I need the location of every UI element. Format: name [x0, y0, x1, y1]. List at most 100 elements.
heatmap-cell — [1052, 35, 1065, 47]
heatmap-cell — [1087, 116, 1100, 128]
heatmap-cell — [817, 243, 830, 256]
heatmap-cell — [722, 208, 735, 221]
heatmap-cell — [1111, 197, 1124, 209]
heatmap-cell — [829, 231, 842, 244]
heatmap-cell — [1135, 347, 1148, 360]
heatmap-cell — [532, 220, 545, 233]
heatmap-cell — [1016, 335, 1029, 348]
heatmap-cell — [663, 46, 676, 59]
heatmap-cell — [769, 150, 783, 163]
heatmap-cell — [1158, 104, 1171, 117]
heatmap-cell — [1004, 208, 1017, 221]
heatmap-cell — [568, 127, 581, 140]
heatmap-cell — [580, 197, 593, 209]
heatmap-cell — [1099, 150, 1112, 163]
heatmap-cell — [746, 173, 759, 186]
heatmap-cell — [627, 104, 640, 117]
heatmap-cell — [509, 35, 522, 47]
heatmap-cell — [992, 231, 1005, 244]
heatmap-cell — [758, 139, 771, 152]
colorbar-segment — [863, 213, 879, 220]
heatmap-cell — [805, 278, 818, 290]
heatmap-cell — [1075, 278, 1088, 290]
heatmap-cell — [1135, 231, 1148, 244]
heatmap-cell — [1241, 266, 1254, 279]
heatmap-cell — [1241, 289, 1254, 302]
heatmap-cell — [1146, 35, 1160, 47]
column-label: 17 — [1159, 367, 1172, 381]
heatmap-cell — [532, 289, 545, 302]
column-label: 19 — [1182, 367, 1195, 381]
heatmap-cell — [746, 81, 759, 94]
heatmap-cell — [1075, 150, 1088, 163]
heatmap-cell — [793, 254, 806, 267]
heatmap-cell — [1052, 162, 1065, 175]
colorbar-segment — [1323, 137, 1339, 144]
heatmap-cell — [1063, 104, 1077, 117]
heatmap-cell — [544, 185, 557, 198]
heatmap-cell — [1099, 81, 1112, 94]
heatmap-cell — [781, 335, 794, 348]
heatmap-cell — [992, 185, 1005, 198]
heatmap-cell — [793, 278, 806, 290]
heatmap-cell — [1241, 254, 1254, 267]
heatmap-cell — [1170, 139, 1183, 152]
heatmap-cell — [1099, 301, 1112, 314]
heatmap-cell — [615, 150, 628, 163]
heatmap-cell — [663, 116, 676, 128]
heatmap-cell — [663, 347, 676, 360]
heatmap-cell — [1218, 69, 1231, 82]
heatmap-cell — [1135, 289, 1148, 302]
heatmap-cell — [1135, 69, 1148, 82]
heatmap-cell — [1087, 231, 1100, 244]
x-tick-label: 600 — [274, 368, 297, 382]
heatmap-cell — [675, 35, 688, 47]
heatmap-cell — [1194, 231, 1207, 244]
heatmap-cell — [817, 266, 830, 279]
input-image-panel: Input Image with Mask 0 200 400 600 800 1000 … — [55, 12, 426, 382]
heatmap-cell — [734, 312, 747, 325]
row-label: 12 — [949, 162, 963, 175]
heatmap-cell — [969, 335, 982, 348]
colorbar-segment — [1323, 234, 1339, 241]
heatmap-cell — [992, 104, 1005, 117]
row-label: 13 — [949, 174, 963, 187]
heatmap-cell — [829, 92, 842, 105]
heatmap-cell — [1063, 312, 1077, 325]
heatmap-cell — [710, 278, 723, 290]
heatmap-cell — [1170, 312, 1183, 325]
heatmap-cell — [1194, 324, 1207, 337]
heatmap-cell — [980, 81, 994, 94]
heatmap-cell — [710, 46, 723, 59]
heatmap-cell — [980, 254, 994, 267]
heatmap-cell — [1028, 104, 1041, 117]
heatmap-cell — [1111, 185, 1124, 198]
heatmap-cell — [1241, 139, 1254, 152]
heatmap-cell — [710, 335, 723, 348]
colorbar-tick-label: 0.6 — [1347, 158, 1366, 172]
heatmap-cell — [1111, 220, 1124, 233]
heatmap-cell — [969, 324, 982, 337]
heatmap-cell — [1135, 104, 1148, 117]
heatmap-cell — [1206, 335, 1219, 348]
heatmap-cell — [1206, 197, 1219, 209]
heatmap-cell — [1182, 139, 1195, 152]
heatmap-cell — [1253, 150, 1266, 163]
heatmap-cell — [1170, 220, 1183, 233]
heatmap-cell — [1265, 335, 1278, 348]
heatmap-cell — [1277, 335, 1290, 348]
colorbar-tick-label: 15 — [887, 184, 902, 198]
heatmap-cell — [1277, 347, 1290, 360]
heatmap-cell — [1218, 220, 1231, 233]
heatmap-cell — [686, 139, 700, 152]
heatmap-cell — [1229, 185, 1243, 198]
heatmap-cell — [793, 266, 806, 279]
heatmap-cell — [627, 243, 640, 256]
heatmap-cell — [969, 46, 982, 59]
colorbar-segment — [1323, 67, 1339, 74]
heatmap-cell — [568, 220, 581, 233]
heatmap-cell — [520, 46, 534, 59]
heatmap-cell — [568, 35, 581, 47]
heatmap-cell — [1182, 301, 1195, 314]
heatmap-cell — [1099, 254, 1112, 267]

====================

Work instructions
Copy out, unchanged, every line from the start of the material through the line containing "heatmap-cell — [769, 150, 783, 163]", including that line.

Worked answer
I need the location of every UI element. Format: name [x0, y0, x1, y1]. List at most 100 elements.
heatmap-cell — [1052, 35, 1065, 47]
heatmap-cell — [1087, 116, 1100, 128]
heatmap-cell — [817, 243, 830, 256]
heatmap-cell — [722, 208, 735, 221]
heatmap-cell — [1111, 197, 1124, 209]
heatmap-cell — [829, 231, 842, 244]
heatmap-cell — [1135, 347, 1148, 360]
heatmap-cell — [532, 220, 545, 233]
heatmap-cell — [1016, 335, 1029, 348]
heatmap-cell — [663, 46, 676, 59]
heatmap-cell — [769, 150, 783, 163]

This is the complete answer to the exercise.